[Dataset entries on figures]
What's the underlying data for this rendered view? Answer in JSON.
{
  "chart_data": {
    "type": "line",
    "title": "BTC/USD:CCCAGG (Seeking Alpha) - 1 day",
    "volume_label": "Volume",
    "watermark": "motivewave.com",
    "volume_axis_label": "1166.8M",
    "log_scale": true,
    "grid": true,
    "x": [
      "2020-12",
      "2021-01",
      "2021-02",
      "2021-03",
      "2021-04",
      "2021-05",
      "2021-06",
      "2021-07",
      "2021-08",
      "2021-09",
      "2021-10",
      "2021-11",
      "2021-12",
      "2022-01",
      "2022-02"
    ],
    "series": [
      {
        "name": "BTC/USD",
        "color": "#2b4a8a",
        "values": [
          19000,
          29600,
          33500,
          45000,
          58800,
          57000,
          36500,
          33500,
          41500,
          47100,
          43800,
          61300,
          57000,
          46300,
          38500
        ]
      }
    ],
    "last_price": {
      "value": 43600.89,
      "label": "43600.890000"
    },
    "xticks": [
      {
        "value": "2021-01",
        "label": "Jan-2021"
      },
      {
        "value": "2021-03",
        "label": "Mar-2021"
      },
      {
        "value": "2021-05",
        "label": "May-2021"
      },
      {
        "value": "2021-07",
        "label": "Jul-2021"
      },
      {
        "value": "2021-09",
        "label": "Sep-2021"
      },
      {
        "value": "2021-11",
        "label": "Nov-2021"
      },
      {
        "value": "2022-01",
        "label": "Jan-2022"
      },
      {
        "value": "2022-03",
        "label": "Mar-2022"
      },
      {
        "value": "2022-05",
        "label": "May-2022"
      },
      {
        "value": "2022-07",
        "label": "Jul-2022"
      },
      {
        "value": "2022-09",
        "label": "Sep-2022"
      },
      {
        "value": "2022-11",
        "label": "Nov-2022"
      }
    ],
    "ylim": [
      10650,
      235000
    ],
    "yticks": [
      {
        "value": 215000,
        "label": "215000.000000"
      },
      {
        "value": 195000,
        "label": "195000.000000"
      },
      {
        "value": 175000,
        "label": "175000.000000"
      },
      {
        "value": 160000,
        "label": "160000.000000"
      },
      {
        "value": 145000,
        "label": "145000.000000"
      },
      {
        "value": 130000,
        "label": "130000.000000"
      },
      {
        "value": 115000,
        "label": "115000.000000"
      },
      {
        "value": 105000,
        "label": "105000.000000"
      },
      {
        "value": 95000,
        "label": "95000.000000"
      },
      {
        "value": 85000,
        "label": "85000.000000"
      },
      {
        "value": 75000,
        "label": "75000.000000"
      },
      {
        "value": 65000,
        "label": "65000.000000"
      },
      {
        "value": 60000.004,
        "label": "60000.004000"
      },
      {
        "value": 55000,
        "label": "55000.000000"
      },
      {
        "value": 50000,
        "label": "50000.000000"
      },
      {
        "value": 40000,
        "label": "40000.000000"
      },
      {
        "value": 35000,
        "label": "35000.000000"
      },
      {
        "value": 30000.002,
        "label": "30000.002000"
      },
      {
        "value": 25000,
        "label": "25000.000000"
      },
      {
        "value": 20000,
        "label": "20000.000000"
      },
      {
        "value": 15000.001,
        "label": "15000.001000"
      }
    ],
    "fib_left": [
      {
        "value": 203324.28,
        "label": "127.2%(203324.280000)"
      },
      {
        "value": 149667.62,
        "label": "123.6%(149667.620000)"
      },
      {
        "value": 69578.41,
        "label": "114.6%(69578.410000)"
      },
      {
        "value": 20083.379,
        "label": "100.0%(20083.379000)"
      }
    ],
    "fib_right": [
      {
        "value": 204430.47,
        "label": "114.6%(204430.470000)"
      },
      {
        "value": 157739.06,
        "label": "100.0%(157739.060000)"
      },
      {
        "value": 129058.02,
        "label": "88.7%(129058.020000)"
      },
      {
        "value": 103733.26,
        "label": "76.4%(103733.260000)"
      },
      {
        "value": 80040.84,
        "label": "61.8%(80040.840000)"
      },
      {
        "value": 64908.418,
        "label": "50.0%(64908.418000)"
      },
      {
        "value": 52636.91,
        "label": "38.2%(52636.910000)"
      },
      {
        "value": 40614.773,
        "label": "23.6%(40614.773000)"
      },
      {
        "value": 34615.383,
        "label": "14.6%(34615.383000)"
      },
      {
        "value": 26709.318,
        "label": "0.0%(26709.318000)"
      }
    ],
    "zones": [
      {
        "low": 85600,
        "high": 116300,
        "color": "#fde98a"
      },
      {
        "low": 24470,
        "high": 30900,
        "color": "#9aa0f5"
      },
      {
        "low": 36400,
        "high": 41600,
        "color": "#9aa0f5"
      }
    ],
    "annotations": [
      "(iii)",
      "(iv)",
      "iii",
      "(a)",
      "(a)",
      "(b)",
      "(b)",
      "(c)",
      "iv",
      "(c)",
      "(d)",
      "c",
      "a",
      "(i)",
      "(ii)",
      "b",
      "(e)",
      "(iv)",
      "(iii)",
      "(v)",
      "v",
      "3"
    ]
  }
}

Direction: Set down the listing above in full, please, exactly as it appears.

Response to this exercise:
What's the underlying data for this rendered view? Answer in JSON.
{
  "chart_data": {
    "type": "line",
    "title": "BTC/USD:CCCAGG (Seeking Alpha) - 1 day",
    "volume_label": "Volume",
    "watermark": "motivewave.com",
    "volume_axis_label": "1166.8M",
    "log_scale": true,
    "grid": true,
    "x": [
      "2020-12",
      "2021-01",
      "2021-02",
      "2021-03",
      "2021-04",
      "2021-05",
      "2021-06",
      "2021-07",
      "2021-08",
      "2021-09",
      "2021-10",
      "2021-11",
      "2021-12",
      "2022-01",
      "2022-02"
    ],
    "series": [
      {
        "name": "BTC/USD",
        "color": "#2b4a8a",
        "values": [
          19000,
          29600,
          33500,
          45000,
          58800,
          57000,
          36500,
          33500,
          41500,
          47100,
          43800,
          61300,
          57000,
          46300,
          38500
        ]
      }
    ],
    "last_price": {
      "value": 43600.89,
      "label": "43600.890000"
    },
    "xticks": [
      {
        "value": "2021-01",
        "label": "Jan-2021"
      },
      {
        "value": "2021-03",
        "label": "Mar-2021"
      },
      {
        "value": "2021-05",
        "label": "May-2021"
      },
      {
        "value": "2021-07",
        "label": "Jul-2021"
      },
      {
        "value": "2021-09",
        "label": "Sep-2021"
      },
      {
        "value": "2021-11",
        "label": "Nov-2021"
      },
      {
        "value": "2022-01",
        "label": "Jan-2022"
      },
      {
        "value": "2022-03",
        "label": "Mar-2022"
      },
      {
        "value": "2022-05",
        "label": "May-2022"
      },
      {
        "value": "2022-07",
        "label": "Jul-2022"
      },
      {
        "value": "2022-09",
        "label": "Sep-2022"
      },
      {
        "value": "2022-11",
        "label": "Nov-2022"
      }
    ],
    "ylim": [
      10650,
      235000
    ],
    "yticks": [
      {
        "value": 215000,
        "label": "215000.000000"
      },
      {
        "value": 195000,
        "label": "195000.000000"
      },
      {
        "value": 175000,
        "label": "175000.000000"
      },
      {
        "value": 160000,
        "label": "160000.000000"
      },
      {
        "value": 145000,
        "label": "145000.000000"
      },
      {
        "value": 130000,
        "label": "130000.000000"
      },
      {
        "value": 115000,
        "label": "115000.000000"
      },
      {
        "value": 105000,
        "label": "105000.000000"
      },
      {
        "value": 95000,
        "label": "95000.000000"
      },
      {
        "value": 85000,
        "label": "85000.000000"
      },
      {
        "value": 75000,
        "label": "75000.000000"
      },
      {
        "value": 65000,
        "label": "65000.000000"
      },
      {
        "value": 60000.004,
        "label": "60000.004000"
      },
      {
        "value": 55000,
        "label": "55000.000000"
      },
      {
        "value": 50000,
        "label": "50000.000000"
      },
      {
        "value": 40000,
        "label": "40000.000000"
      },
      {
        "value": 35000,
        "label": "35000.000000"
      },
      {
        "value": 30000.002,
        "label": "30000.002000"
      },
      {
        "value": 25000,
        "label": "25000.000000"
      },
      {
        "value": 20000,
        "label": "20000.000000"
      },
      {
        "value": 15000.001,
        "label": "15000.001000"
      }
    ],
    "fib_left": [
      {
        "value": 203324.28,
        "label": "127.2%(203324.280000)"
      },
      {
        "value": 149667.62,
        "label": "123.6%(149667.620000)"
      },
      {
        "value": 69578.41,
        "label": "114.6%(69578.410000)"
      },
      {
        "value": 20083.379,
        "label": "100.0%(20083.379000)"
      }
    ],
    "fib_right": [
      {
        "value": 204430.47,
        "label": "114.6%(204430.470000)"
      },
      {
        "value": 157739.06,
        "label": "100.0%(157739.060000)"
      },
      {
        "value": 129058.02,
        "label": "88.7%(129058.020000)"
      },
      {
        "value": 103733.26,
        "label": "76.4%(103733.260000)"
      },
      {
        "value": 80040.84,
        "label": "61.8%(80040.840000)"
      },
      {
        "value": 64908.418,
        "label": "50.0%(64908.418000)"
      },
      {
        "value": 52636.91,
        "label": "38.2%(52636.910000)"
      },
      {
        "value": 40614.773,
        "label": "23.6%(40614.773000)"
      },
      {
        "value": 34615.383,
        "label": "14.6%(34615.383000)"
      },
      {
        "value": 26709.318,
        "label": "0.0%(26709.318000)"
      }
    ],
    "zones": [
      {
        "low": 85600,
        "high": 116300,
        "color": "#fde98a"
      },
      {
        "low": 24470,
        "high": 30900,
        "color": "#9aa0f5"
      },
      {
        "low": 36400,
        "high": 41600,
        "color": "#9aa0f5"
      }
    ],
    "annotations": [
      "(iii)",
      "(iv)",
      "iii",
      "(a)",
      "(a)",
      "(b)",
      "(b)",
      "(c)",
      "iv",
      "(c)",
      "(d)",
      "c",
      "a",
      "(i)",
      "(ii)",
      "b",
      "(e)",
      "(iv)",
      "(iii)",
      "(v)",
      "v",
      "3"
    ]
  }
}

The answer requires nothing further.